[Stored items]
+ + + + +

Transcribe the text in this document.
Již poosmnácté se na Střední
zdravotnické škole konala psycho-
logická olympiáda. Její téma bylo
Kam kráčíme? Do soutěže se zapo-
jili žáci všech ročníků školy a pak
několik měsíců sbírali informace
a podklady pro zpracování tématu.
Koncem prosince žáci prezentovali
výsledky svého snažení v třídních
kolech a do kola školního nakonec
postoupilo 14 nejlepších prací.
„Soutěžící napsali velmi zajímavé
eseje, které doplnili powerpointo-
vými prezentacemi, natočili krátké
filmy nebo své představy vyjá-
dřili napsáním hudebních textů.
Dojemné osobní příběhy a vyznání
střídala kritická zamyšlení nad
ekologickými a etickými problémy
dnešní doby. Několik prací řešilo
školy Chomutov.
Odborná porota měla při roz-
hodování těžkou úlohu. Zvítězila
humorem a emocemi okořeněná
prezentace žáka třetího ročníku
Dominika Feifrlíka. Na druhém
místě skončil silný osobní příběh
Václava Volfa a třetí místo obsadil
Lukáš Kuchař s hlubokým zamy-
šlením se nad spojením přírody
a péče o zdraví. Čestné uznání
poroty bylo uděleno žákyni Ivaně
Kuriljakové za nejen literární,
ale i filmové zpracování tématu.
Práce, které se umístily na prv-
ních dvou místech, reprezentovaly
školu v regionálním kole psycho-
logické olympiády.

+ + + + +

→ Problem to solve
Read through the data and copy every line where "které" shows up.

→ Expected answer
eseje, které doplnili powerpointo-
Práce, které se umístily na prv-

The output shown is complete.